** Written instruction **
Please give the entries again in full and exactly, without any picture.

# # # #

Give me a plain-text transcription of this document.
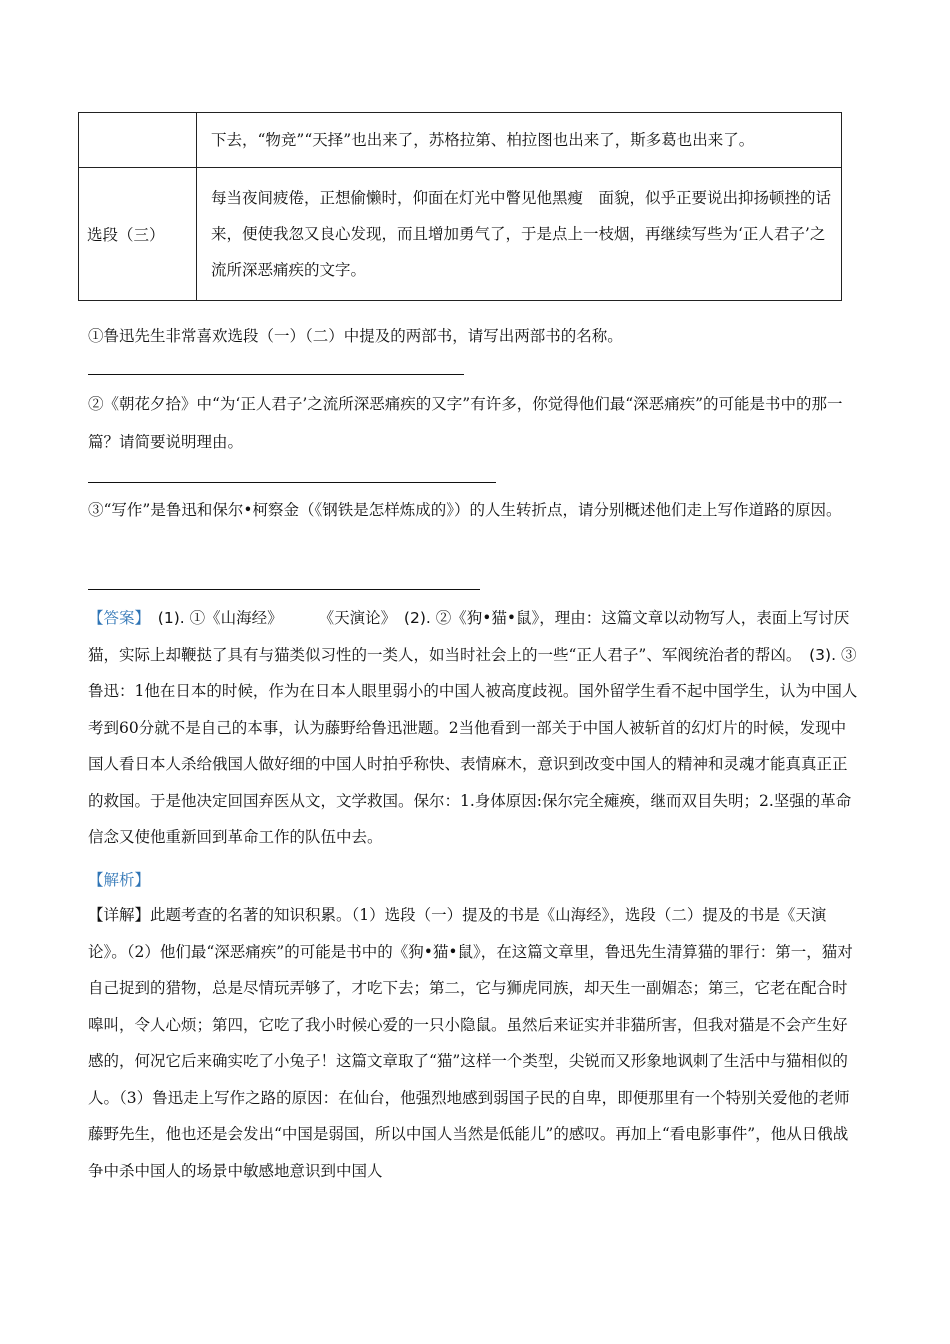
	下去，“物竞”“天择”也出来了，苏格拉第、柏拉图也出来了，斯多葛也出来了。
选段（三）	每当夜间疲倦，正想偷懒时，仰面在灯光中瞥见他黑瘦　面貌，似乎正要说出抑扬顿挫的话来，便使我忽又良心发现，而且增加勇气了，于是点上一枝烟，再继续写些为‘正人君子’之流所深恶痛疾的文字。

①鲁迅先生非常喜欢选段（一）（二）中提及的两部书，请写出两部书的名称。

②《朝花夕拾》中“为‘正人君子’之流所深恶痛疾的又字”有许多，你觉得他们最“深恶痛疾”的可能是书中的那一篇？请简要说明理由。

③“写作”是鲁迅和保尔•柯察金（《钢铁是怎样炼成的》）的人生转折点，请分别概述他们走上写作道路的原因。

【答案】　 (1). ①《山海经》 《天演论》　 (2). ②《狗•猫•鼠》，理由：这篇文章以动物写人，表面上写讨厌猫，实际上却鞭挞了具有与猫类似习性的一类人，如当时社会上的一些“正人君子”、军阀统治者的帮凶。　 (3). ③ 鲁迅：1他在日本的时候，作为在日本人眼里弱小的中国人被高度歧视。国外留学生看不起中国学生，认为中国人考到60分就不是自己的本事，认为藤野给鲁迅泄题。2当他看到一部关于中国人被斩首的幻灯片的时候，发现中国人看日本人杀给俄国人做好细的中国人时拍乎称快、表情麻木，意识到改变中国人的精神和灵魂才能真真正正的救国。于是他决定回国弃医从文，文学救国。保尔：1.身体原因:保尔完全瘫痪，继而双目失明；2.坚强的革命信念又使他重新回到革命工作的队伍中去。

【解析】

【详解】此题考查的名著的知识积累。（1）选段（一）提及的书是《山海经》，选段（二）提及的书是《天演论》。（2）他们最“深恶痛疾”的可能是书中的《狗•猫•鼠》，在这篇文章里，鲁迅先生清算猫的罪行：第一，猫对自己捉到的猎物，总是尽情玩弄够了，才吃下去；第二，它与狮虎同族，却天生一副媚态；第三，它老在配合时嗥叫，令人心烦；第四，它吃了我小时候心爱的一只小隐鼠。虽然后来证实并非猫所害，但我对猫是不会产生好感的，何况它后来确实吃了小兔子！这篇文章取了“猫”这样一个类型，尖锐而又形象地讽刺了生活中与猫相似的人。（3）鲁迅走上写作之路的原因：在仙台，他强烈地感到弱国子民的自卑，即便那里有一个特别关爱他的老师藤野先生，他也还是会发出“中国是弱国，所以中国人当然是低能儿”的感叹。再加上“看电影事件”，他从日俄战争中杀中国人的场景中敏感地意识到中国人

# # # #

** Full response **
Give me a plain-text transcription of this document.
	下去，“物竞”“天择”也出来了，苏格拉第、柏拉图也出来了，斯多葛也出来了。
选段（三）	每当夜间疲倦，正想偷懒时，仰面在灯光中瞥见他黑瘦　面貌，似乎正要说出抑扬顿挫的话来，便使我忽又良心发现，而且增加勇气了，于是点上一枝烟，再继续写些为‘正人君子’之流所深恶痛疾的文字。

①鲁迅先生非常喜欢选段（一）（二）中提及的两部书，请写出两部书的名称。

②《朝花夕拾》中“为‘正人君子’之流所深恶痛疾的又字”有许多，你觉得他们最“深恶痛疾”的可能是书中的那一篇？请简要说明理由。

③“写作”是鲁迅和保尔•柯察金（《钢铁是怎样炼成的》）的人生转折点，请分别概述他们走上写作道路的原因。

【答案】　 (1). ①《山海经》 《天演论》　 (2). ②《狗•猫•鼠》，理由：这篇文章以动物写人，表面上写讨厌猫，实际上却鞭挞了具有与猫类似习性的一类人，如当时社会上的一些“正人君子”、军阀统治者的帮凶。　 (3). ③ 鲁迅：1他在日本的时候，作为在日本人眼里弱小的中国人被高度歧视。国外留学生看不起中国学生，认为中国人考到60分就不是自己的本事，认为藤野给鲁迅泄题。2当他看到一部关于中国人被斩首的幻灯片的时候，发现中国人看日本人杀给俄国人做好细的中国人时拍乎称快、表情麻木，意识到改变中国人的精神和灵魂才能真真正正的救国。于是他决定回国弃医从文，文学救国。保尔：1.身体原因:保尔完全瘫痪，继而双目失明；2.坚强的革命信念又使他重新回到革命工作的队伍中去。

【解析】

【详解】此题考查的名著的知识积累。（1）选段（一）提及的书是《山海经》，选段（二）提及的书是《天演论》。（2）他们最“深恶痛疾”的可能是书中的《狗•猫•鼠》，在这篇文章里，鲁迅先生清算猫的罪行：第一，猫对自己捉到的猎物，总是尽情玩弄够了，才吃下去；第二，它与狮虎同族，却天生一副媚态；第三，它老在配合时嗥叫，令人心烦；第四，它吃了我小时候心爱的一只小隐鼠。虽然后来证实并非猫所害，但我对猫是不会产生好感的，何况它后来确实吃了小兔子！这篇文章取了“猫”这样一个类型，尖锐而又形象地讽刺了生活中与猫相似的人。（3）鲁迅走上写作之路的原因：在仙台，他强烈地感到弱国子民的自卑，即便那里有一个特别关爱他的老师藤野先生，他也还是会发出“中国是弱国，所以中国人当然是低能儿”的感叹。再加上“看电影事件”，他从日俄战争中杀中国人的场景中敏感地意识到中国人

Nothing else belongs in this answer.